**Given task:** Rewrite everything from the start of the records down through the line containing "notes-textarea[interactable]: Budget 2021" as a JSON list of strings, one string per line, with blank lines omitted.
--- Begin Recorded data ---
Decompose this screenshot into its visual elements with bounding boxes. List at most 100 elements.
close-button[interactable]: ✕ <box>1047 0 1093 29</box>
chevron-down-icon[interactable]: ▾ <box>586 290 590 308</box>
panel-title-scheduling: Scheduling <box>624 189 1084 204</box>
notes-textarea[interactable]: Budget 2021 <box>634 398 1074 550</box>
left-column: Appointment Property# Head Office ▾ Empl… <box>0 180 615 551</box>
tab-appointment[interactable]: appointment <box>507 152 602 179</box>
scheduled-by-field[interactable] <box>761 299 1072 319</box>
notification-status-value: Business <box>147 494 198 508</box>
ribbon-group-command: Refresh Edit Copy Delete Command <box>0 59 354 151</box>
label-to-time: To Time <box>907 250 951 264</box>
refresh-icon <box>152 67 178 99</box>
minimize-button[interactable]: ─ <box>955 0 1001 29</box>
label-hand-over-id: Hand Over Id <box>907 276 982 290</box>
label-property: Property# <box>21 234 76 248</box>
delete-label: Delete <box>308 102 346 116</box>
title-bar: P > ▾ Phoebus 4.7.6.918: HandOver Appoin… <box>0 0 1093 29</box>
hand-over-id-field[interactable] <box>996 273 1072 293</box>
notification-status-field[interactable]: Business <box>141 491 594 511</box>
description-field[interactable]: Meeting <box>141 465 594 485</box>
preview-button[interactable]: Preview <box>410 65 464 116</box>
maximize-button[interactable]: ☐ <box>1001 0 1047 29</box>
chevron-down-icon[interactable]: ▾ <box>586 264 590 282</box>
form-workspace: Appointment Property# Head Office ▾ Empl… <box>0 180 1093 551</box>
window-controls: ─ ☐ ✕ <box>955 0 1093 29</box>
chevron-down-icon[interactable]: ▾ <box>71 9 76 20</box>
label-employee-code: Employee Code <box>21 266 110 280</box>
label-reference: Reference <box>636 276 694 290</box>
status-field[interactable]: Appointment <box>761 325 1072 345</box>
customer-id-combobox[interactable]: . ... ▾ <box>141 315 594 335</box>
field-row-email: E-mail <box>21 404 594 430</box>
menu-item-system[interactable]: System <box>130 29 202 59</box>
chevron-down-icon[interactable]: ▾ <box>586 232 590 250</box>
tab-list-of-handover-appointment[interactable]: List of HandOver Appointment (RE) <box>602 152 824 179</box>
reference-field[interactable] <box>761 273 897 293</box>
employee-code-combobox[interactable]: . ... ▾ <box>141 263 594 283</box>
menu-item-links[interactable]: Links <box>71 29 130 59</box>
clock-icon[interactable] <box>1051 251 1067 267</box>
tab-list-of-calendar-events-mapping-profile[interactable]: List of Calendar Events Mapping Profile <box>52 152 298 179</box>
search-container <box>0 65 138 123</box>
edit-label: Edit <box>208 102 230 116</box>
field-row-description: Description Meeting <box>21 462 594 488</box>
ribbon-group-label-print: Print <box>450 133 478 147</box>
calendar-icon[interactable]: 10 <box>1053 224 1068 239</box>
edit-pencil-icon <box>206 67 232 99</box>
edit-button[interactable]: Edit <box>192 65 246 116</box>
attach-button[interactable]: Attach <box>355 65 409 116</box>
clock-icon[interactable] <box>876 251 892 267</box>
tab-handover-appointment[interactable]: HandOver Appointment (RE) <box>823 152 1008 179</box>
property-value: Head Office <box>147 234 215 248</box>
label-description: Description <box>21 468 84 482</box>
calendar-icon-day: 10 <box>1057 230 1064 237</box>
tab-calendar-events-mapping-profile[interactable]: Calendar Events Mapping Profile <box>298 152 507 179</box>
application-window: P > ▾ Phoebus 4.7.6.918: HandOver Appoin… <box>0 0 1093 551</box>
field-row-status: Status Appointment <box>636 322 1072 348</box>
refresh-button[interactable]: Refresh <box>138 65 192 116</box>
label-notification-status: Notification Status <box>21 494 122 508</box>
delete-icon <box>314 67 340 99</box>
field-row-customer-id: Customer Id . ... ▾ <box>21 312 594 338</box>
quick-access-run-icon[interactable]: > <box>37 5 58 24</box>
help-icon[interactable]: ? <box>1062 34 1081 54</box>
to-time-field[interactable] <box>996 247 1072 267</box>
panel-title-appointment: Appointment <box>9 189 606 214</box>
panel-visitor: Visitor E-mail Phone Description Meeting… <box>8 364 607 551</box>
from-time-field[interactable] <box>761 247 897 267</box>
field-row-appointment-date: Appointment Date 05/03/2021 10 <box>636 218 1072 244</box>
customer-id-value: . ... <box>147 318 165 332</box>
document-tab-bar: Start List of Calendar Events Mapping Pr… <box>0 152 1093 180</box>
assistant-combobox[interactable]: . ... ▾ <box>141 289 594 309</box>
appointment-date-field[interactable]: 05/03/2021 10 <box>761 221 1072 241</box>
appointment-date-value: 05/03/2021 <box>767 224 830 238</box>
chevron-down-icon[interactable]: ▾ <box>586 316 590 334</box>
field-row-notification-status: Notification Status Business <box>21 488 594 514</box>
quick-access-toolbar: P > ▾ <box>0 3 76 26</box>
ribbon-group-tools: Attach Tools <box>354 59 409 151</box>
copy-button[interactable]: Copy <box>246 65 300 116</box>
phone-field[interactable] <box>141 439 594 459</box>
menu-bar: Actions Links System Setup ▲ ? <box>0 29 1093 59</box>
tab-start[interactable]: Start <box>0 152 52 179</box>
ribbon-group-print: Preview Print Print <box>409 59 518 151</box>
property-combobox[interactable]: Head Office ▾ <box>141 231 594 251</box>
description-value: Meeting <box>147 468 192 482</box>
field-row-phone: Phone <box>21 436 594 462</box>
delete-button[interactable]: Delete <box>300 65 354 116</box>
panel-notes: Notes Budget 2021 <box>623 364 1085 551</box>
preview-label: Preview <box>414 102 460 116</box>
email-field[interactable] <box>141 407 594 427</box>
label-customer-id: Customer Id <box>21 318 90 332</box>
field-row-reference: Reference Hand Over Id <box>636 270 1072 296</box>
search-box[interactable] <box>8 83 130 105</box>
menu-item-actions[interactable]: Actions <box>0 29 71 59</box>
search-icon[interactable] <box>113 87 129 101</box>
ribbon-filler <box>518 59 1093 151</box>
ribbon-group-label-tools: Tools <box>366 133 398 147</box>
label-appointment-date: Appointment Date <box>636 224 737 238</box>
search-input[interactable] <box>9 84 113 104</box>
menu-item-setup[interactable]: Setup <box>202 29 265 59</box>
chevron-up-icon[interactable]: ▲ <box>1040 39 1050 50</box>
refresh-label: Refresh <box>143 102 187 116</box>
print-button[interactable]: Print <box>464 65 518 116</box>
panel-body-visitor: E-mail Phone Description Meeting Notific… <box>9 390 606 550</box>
--- End Recorded data ---
**Solution to this exercise:**
[
  "Decompose this screenshot into its visual elements with bounding boxes. List at most 100 elements.",
  "close-button[interactable]: ✕ <box>1047 0 1093 29</box>",
  "chevron-down-icon[interactable]: ▾ <box>586 290 590 308</box>",
  "panel-title-scheduling: Scheduling <box>624 189 1084 204</box>",
  "notes-textarea[interactable]: Budget 2021 <box>634 398 1074 550</box>"
]